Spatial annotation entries
==================================================

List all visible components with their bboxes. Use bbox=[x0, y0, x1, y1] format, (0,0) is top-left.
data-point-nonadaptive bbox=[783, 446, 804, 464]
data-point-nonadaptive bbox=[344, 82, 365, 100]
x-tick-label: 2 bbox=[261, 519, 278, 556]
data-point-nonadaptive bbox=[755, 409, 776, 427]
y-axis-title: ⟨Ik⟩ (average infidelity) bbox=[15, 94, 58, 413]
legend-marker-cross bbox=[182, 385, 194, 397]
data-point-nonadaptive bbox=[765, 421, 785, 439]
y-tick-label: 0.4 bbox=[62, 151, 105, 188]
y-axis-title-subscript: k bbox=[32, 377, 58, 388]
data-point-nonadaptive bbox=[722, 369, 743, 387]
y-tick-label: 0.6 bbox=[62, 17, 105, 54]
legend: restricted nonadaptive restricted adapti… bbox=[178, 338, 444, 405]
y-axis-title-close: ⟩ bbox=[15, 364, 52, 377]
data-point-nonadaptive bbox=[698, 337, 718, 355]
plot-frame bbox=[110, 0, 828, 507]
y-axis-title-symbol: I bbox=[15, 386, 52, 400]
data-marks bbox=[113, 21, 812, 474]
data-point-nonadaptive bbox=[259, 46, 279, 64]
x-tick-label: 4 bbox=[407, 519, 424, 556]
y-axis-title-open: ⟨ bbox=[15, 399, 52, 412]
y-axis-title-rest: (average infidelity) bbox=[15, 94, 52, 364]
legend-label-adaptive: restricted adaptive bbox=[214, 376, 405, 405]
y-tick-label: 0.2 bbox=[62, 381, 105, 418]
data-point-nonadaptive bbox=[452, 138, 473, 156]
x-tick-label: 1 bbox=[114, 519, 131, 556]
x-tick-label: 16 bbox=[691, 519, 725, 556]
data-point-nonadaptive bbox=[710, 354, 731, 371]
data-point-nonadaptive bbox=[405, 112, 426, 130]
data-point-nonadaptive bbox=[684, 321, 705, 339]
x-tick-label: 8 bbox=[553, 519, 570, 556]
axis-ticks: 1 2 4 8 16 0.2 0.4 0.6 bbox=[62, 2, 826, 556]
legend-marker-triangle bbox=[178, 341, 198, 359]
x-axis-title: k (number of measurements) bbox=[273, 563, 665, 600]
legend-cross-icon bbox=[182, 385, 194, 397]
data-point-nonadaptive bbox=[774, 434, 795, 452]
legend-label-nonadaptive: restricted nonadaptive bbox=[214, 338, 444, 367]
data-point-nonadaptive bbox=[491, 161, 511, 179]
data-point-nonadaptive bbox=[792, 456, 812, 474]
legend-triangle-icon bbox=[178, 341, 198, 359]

==================================================

§ **Task to carry out**
Report every line of the material that contains the string "triangle", matching case exactly.

§ **Result of this task**
legend-marker-triangle bbox=[178, 341, 198, 359]
legend-triangle-icon bbox=[178, 341, 198, 359]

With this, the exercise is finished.